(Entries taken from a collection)
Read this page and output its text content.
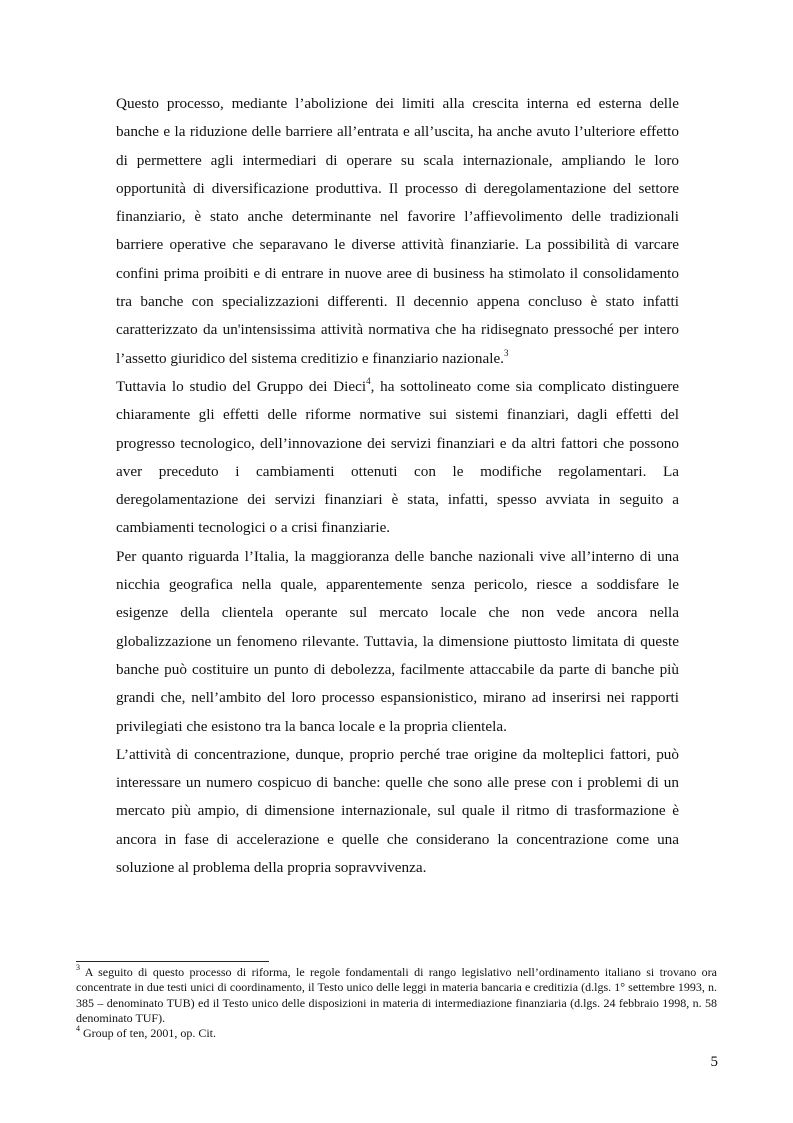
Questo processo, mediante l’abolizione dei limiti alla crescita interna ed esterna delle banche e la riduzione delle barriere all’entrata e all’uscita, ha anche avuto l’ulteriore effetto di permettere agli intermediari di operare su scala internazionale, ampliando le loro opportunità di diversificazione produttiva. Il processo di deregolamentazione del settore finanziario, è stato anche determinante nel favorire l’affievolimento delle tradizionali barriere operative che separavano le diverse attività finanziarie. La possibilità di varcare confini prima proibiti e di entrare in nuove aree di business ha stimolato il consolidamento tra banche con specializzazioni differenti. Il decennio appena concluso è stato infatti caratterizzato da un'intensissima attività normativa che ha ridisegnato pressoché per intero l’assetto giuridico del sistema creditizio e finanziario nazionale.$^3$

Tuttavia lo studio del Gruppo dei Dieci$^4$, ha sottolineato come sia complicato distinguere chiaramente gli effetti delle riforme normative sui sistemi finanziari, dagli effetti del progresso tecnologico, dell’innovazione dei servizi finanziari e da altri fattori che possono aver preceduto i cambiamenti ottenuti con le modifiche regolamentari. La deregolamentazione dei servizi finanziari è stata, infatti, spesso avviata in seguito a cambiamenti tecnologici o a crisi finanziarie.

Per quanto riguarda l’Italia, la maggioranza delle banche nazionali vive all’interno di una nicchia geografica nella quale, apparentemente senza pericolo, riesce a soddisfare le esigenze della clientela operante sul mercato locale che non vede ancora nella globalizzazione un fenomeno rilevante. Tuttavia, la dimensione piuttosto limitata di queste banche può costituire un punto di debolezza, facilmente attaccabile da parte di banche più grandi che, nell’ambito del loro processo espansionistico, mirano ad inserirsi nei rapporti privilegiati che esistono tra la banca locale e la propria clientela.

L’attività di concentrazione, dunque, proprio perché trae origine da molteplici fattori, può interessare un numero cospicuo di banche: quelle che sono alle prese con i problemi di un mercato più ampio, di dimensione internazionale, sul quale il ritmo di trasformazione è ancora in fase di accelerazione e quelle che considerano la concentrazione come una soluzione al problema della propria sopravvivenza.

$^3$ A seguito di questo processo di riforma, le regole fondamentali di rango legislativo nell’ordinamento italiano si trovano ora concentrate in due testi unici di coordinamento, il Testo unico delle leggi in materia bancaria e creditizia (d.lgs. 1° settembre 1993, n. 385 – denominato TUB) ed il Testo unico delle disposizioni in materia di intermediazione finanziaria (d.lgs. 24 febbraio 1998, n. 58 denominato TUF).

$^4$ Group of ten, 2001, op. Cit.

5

---

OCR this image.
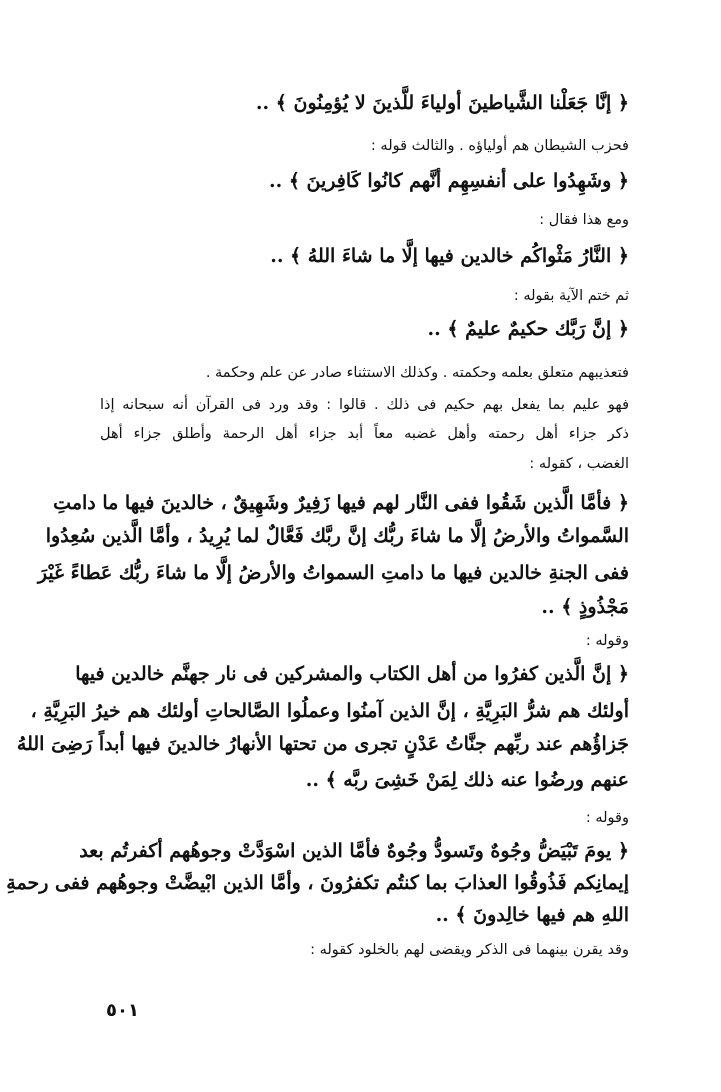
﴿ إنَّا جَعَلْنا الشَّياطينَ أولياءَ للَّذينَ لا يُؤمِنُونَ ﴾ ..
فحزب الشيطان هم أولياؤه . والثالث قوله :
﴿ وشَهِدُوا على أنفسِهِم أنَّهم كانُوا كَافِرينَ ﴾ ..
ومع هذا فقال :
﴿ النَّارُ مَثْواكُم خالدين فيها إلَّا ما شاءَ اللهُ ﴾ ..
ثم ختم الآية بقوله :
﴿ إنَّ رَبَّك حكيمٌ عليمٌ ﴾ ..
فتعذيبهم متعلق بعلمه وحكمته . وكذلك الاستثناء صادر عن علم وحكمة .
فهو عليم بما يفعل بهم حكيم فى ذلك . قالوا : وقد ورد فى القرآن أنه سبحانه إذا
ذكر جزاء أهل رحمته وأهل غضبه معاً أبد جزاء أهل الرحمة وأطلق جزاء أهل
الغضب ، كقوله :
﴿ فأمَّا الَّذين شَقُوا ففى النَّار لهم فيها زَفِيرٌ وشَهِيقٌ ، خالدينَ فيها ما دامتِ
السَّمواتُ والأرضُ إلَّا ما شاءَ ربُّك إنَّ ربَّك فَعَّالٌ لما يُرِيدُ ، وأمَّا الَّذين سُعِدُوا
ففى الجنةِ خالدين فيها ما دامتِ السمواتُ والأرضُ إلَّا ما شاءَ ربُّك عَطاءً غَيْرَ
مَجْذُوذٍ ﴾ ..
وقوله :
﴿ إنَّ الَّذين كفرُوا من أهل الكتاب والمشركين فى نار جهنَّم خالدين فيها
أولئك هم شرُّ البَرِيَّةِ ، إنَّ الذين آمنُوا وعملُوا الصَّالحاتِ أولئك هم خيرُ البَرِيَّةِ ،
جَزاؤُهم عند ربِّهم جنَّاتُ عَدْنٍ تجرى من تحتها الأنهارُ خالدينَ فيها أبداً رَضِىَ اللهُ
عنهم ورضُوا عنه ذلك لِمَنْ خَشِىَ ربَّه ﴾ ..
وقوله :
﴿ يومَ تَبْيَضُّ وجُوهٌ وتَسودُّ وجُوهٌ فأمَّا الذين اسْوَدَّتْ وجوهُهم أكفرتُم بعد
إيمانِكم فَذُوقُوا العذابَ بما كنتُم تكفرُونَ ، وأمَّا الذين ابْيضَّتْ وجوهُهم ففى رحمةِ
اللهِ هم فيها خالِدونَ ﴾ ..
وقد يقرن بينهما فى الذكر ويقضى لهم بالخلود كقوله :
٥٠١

Written exercise —
Copy in full each line that holds the word "عليم".

Written solution —
﴿ إنَّ رَبَّك حكيمٌ عليمٌ ﴾ ..
فهو عليم بما يفعل بهم حكيم فى ذلك . قالوا : وقد ورد فى القرآن أنه سبحانه إذا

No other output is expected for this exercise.